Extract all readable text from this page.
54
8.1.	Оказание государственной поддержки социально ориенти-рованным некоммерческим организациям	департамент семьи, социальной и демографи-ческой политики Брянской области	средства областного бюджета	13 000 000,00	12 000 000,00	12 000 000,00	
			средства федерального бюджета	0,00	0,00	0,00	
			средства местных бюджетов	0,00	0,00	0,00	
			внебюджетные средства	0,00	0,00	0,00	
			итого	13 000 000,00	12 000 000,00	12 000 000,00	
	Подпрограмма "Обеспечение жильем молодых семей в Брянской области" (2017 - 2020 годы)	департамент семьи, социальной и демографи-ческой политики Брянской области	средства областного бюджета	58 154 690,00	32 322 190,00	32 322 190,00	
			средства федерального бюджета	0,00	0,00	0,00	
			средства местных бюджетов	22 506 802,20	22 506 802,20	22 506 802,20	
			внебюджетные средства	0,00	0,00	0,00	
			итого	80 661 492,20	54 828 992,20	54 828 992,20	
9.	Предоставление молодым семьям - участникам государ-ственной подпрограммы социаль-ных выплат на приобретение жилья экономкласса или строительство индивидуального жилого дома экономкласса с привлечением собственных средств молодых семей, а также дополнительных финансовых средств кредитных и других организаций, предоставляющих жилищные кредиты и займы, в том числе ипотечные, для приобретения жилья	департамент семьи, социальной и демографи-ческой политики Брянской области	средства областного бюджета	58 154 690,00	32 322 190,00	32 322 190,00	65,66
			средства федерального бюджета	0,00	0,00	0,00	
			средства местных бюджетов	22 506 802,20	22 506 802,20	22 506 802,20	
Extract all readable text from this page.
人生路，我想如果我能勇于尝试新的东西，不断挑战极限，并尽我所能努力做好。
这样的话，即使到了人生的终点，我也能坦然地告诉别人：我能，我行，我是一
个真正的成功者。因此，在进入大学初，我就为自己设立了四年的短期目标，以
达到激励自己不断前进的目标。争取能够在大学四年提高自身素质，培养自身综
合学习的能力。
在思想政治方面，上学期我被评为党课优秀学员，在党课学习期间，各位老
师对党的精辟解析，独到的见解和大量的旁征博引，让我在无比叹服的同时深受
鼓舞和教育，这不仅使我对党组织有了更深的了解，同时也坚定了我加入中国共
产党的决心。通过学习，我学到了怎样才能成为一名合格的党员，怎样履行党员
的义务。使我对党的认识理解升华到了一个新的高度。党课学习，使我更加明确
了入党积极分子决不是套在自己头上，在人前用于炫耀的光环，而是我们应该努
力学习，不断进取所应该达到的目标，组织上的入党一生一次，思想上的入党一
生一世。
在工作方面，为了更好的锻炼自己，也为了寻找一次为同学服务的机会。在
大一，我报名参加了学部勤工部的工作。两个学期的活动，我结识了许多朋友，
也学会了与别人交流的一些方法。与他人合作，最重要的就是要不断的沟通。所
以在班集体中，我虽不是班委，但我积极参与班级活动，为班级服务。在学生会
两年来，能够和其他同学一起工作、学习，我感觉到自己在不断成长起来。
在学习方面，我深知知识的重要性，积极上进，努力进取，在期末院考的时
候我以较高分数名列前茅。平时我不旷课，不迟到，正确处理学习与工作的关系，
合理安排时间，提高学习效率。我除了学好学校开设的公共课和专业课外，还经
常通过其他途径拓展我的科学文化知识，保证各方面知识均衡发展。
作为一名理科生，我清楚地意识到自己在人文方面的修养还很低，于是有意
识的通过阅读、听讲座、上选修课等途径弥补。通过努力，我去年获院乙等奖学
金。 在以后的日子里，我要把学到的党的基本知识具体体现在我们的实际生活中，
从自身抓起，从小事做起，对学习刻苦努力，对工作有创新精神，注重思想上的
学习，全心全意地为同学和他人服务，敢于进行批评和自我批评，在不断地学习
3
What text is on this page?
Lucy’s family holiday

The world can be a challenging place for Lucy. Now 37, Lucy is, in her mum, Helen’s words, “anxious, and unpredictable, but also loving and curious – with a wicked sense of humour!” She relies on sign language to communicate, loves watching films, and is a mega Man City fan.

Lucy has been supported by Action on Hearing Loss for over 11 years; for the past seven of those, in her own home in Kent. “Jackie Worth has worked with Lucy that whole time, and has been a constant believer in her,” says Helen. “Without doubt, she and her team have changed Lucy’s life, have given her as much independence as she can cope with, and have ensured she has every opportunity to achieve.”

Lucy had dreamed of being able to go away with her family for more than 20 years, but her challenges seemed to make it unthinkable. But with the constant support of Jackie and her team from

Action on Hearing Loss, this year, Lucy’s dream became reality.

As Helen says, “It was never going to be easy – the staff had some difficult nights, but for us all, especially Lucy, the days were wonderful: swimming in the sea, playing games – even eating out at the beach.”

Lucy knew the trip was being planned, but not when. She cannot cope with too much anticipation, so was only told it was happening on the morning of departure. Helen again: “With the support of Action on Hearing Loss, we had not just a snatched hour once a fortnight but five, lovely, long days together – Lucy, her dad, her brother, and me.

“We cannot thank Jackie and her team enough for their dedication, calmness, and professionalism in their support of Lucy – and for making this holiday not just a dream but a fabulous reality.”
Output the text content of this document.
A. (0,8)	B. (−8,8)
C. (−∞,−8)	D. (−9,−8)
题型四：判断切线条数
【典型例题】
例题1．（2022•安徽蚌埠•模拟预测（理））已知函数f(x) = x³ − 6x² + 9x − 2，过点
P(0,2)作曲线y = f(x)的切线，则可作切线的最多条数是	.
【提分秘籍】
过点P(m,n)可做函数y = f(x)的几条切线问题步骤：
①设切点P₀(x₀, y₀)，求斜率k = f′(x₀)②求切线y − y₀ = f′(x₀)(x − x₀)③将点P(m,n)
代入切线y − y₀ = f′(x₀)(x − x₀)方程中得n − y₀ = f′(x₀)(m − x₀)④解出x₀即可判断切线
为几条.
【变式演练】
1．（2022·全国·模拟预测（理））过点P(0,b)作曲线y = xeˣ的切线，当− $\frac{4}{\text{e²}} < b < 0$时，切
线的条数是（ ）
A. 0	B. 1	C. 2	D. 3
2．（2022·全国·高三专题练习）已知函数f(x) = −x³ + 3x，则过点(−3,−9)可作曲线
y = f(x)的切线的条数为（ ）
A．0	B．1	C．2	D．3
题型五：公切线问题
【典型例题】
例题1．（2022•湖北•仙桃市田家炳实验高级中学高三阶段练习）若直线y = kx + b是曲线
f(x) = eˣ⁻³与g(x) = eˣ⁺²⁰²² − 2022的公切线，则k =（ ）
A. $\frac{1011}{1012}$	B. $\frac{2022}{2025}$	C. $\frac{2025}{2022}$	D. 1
--- --- ---
Copy out each line of the material that holds the word "holiday".

Problem solution
Lucy’s family holiday
“We cannot thank Jackie and her team enough for their dedication, calmness, and professionalism in their support of Lucy – and for making this holiday not just a dream but a fabulous reality.”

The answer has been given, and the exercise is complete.